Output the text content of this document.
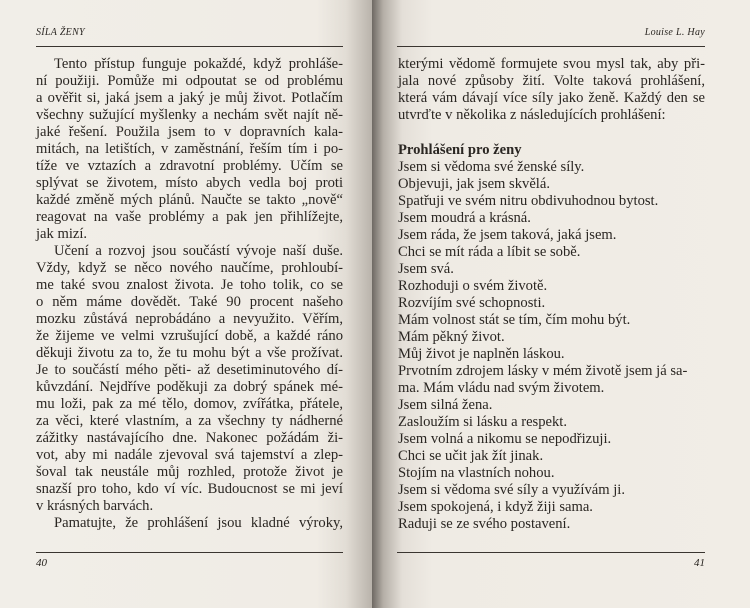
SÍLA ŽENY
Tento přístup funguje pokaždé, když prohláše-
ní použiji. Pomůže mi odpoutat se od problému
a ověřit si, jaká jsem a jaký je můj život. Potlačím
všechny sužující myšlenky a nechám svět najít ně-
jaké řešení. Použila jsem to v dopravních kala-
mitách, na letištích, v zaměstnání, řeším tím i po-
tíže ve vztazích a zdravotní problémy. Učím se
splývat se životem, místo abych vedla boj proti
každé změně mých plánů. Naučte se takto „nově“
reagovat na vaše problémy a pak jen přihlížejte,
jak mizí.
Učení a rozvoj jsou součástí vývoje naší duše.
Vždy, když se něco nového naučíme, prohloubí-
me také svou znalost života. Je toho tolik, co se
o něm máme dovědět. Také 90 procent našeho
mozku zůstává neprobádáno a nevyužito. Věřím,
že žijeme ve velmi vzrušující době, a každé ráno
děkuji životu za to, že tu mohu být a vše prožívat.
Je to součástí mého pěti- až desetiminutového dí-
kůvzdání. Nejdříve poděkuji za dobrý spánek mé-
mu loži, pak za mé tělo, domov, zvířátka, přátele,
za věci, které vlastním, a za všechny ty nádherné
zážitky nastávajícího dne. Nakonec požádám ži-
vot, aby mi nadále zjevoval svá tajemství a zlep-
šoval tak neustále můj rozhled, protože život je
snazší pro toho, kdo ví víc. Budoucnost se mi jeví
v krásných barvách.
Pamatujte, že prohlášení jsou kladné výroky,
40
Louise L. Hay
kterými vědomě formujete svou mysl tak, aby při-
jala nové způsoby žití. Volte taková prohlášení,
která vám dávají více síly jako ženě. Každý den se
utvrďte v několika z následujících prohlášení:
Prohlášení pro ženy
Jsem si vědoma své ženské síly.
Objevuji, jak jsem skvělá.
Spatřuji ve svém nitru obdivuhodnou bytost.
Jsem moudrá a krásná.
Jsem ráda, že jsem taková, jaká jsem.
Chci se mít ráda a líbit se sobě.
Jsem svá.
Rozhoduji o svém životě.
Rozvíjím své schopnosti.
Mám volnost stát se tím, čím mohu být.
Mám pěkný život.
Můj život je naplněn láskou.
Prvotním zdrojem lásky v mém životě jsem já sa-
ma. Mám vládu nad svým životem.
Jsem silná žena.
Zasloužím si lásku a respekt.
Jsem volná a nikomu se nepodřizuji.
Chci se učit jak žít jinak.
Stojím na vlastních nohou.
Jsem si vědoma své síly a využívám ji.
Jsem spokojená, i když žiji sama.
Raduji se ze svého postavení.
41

= = = =

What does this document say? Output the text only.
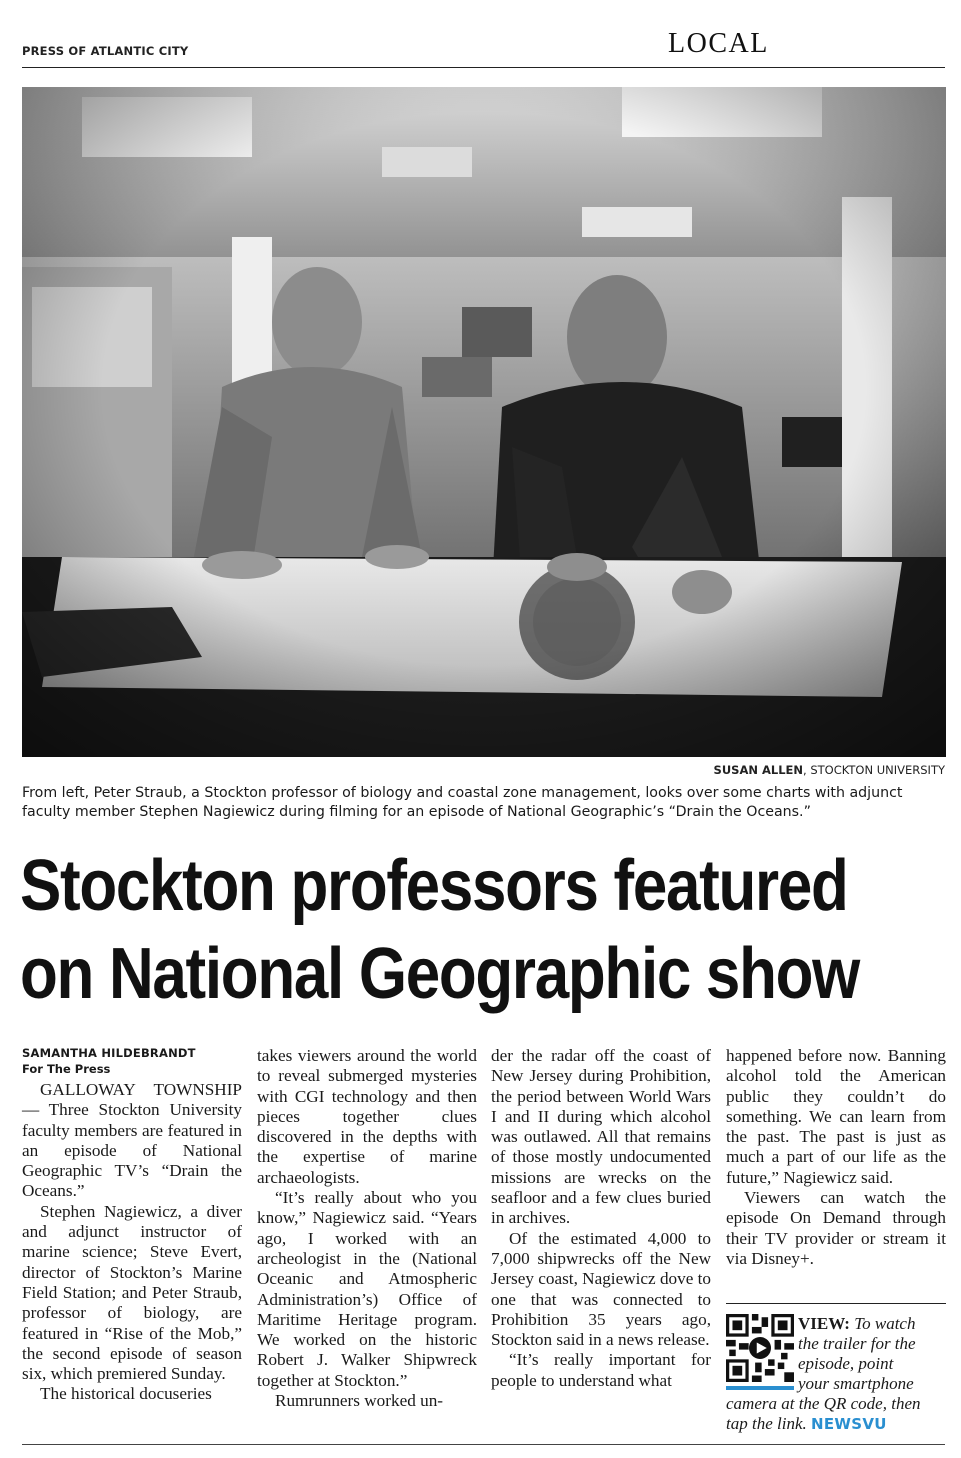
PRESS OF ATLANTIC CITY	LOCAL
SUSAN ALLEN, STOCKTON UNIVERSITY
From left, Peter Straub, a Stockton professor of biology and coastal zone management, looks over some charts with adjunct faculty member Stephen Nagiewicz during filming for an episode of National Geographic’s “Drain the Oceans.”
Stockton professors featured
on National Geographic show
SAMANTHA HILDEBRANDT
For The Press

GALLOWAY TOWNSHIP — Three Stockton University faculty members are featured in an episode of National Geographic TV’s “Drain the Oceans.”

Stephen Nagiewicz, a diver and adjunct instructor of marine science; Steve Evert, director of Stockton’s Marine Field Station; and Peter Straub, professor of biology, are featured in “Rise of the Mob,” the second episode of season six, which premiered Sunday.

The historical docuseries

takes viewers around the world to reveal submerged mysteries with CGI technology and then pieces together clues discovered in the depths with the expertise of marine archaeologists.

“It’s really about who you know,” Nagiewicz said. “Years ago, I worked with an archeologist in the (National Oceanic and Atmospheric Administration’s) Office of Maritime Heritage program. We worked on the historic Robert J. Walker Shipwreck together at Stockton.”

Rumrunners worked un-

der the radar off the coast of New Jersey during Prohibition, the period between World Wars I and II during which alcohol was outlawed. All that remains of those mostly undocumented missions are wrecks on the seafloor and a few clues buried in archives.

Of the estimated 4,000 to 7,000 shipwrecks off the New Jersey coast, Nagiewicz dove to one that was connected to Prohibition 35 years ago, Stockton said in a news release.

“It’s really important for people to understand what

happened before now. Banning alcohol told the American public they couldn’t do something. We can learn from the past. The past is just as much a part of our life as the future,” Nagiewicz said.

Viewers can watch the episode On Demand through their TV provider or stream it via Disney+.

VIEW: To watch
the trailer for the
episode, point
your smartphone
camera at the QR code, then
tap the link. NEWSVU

= = = =

**Written exercise:**
Identify the lines of the data that contain the word "jsou". Copy each of them.

**Answer to the problem:**
Učení a rozvoj jsou součástí vývoje naší duše.
Pamatujte, že prohlášení jsou kladné výroky,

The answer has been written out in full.